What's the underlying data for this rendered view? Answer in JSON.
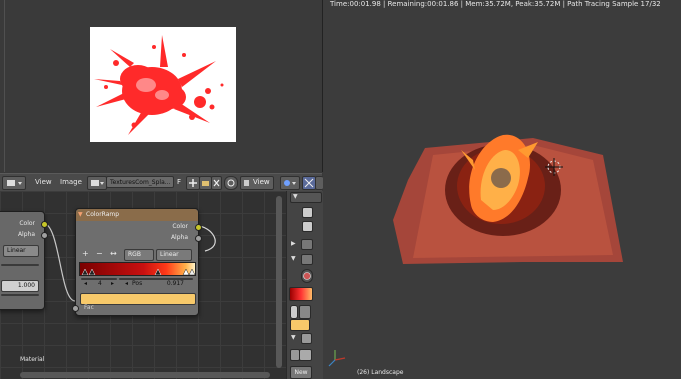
{
  "image_editor": {
    "header": {
      "view_menu": "View",
      "image_menu": "Image",
      "image_name": "TexturesCom_Spla...",
      "f_label": "F",
      "view_menu_2": "View"
    }
  },
  "node_editor": {
    "left_node": {
      "out_color": "Color",
      "out_alpha": "Alpha",
      "interpolation": "Linear",
      "value": "1.000"
    },
    "color_ramp": {
      "title": "ColorRamp",
      "out_color": "Color",
      "out_alpha": "Alpha",
      "add_label": "+",
      "remove_label": "−",
      "flip_label": "↔",
      "color_mode": "RGB",
      "interpolation": "Linear",
      "active_index": "4",
      "pos_label": "Pos",
      "pos_value": "0.917",
      "input_label": "Fac",
      "swatch_color": "#f7c96a"
    },
    "footer_label": "Material"
  },
  "side_panel": {
    "new_button": "New"
  },
  "viewport": {
    "status": "Time:00:01.98 | Remaining:00:01.86 | Mem:35.72M, Peak:35.72M | Path Tracing Sample 17/32",
    "object_label": "(26) Landscape"
  },
  "colors": {
    "splash_red": "#ff2a2a",
    "terrain": "#b0473a",
    "lava": "#ff9a30",
    "node_header": "#8a6c4a",
    "socket_yellow": "#c7c729"
  }
}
○ ○ ○
Transcribe the full listing character for character. Pictures are excluded.

COMPLETE ANSWER:
What's the underlying data for this rendered view? Answer in JSON.
{
  "image_editor": {
    "header": {
      "view_menu": "View",
      "image_menu": "Image",
      "image_name": "TexturesCom_Spla...",
      "f_label": "F",
      "view_menu_2": "View"
    }
  },
  "node_editor": {
    "left_node": {
      "out_color": "Color",
      "out_alpha": "Alpha",
      "interpolation": "Linear",
      "value": "1.000"
    },
    "color_ramp": {
      "title": "ColorRamp",
      "out_color": "Color",
      "out_alpha": "Alpha",
      "add_label": "+",
      "remove_label": "−",
      "flip_label": "↔",
      "color_mode": "RGB",
      "interpolation": "Linear",
      "active_index": "4",
      "pos_label": "Pos",
      "pos_value": "0.917",
      "input_label": "Fac",
      "swatch_color": "#f7c96a"
    },
    "footer_label": "Material"
  },
  "side_panel": {
    "new_button": "New"
  },
  "viewport": {
    "status": "Time:00:01.98 | Remaining:00:01.86 | Mem:35.72M, Peak:35.72M | Path Tracing Sample 17/32",
    "object_label": "(26) Landscape"
  },
  "colors": {
    "splash_red": "#ff2a2a",
    "terrain": "#b0473a",
    "lava": "#ff9a30",
    "node_header": "#8a6c4a",
    "socket_yellow": "#c7c729"
  }
}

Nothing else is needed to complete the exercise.